## Records for the exercise

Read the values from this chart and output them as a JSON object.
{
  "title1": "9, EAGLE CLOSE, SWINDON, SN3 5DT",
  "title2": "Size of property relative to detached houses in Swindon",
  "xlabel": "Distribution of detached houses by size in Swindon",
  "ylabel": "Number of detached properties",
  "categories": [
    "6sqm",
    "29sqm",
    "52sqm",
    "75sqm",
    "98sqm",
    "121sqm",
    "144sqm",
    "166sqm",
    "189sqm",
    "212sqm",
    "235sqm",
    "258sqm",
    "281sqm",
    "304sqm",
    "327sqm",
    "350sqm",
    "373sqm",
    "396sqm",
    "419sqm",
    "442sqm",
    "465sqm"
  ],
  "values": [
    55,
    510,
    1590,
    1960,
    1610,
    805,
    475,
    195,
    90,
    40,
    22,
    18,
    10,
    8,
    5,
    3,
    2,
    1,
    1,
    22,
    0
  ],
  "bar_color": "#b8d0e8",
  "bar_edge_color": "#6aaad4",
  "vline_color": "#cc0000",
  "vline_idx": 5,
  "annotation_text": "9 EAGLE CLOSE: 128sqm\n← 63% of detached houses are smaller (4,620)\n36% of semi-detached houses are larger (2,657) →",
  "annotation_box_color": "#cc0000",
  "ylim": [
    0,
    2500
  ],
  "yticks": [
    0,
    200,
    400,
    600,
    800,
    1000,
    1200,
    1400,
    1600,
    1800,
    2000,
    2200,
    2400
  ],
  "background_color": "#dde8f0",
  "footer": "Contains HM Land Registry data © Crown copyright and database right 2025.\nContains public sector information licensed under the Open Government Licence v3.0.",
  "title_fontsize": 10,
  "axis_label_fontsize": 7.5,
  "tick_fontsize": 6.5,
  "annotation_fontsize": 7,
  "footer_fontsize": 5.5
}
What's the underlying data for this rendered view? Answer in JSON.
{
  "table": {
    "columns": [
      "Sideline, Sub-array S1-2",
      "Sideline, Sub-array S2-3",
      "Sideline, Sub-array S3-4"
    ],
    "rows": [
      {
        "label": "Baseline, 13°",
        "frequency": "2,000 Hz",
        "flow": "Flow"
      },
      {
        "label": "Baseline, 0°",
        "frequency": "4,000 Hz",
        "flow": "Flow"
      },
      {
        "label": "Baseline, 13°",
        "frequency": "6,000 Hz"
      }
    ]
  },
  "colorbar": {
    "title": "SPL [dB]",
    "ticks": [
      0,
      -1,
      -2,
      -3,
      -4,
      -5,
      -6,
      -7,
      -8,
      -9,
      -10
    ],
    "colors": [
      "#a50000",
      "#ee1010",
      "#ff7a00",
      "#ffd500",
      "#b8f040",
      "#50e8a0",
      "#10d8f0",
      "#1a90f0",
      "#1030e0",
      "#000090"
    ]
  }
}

## Goal of the exercise
Each entry above is to be printed again exactly.

## Completed task
Read the values from this chart and output them as a JSON object.
{
  "title1": "9, EAGLE CLOSE, SWINDON, SN3 5DT",
  "title2": "Size of property relative to detached houses in Swindon",
  "xlabel": "Distribution of detached houses by size in Swindon",
  "ylabel": "Number of detached properties",
  "categories": [
    "6sqm",
    "29sqm",
    "52sqm",
    "75sqm",
    "98sqm",
    "121sqm",
    "144sqm",
    "166sqm",
    "189sqm",
    "212sqm",
    "235sqm",
    "258sqm",
    "281sqm",
    "304sqm",
    "327sqm",
    "350sqm",
    "373sqm",
    "396sqm",
    "419sqm",
    "442sqm",
    "465sqm"
  ],
  "values": [
    55,
    510,
    1590,
    1960,
    1610,
    805,
    475,
    195,
    90,
    40,
    22,
    18,
    10,
    8,
    5,
    3,
    2,
    1,
    1,
    22,
    0
  ],
  "bar_color": "#b8d0e8",
  "bar_edge_color": "#6aaad4",
  "vline_color": "#cc0000",
  "vline_idx": 5,
  "annotation_text": "9 EAGLE CLOSE: 128sqm\n← 63% of detached houses are smaller (4,620)\n36% of semi-detached houses are larger (2,657) →",
  "annotation_box_color": "#cc0000",
  "ylim": [
    0,
    2500
  ],
  "yticks": [
    0,
    200,
    400,
    600,
    800,
    1000,
    1200,
    1400,
    1600,
    1800,
    2000,
    2200,
    2400
  ],
  "background_color": "#dde8f0",
  "footer": "Contains HM Land Registry data © Crown copyright and database right 2025.\nContains public sector information licensed under the Open Government Licence v3.0.",
  "title_fontsize": 10,
  "axis_label_fontsize": 7.5,
  "tick_fontsize": 6.5,
  "annotation_fontsize": 7,
  "footer_fontsize": 5.5
}
What's the underlying data for this rendered view? Answer in JSON.
{
  "table": {
    "columns": [
      "Sideline, Sub-array S1-2",
      "Sideline, Sub-array S2-3",
      "Sideline, Sub-array S3-4"
    ],
    "rows": [
      {
        "label": "Baseline, 13°",
        "frequency": "2,000 Hz",
        "flow": "Flow"
      },
      {
        "label": "Baseline, 0°",
        "frequency": "4,000 Hz",
        "flow": "Flow"
      },
      {
        "label": "Baseline, 13°",
        "frequency": "6,000 Hz"
      }
    ]
  },
  "colorbar": {
    "title": "SPL [dB]",
    "ticks": [
      0,
      -1,
      -2,
      -3,
      -4,
      -5,
      -6,
      -7,
      -8,
      -9,
      -10
    ],
    "colors": [
      "#a50000",
      "#ee1010",
      "#ff7a00",
      "#ffd500",
      "#b8f040",
      "#50e8a0",
      "#10d8f0",
      "#1a90f0",
      "#1030e0",
      "#000090"
    ]
  }
}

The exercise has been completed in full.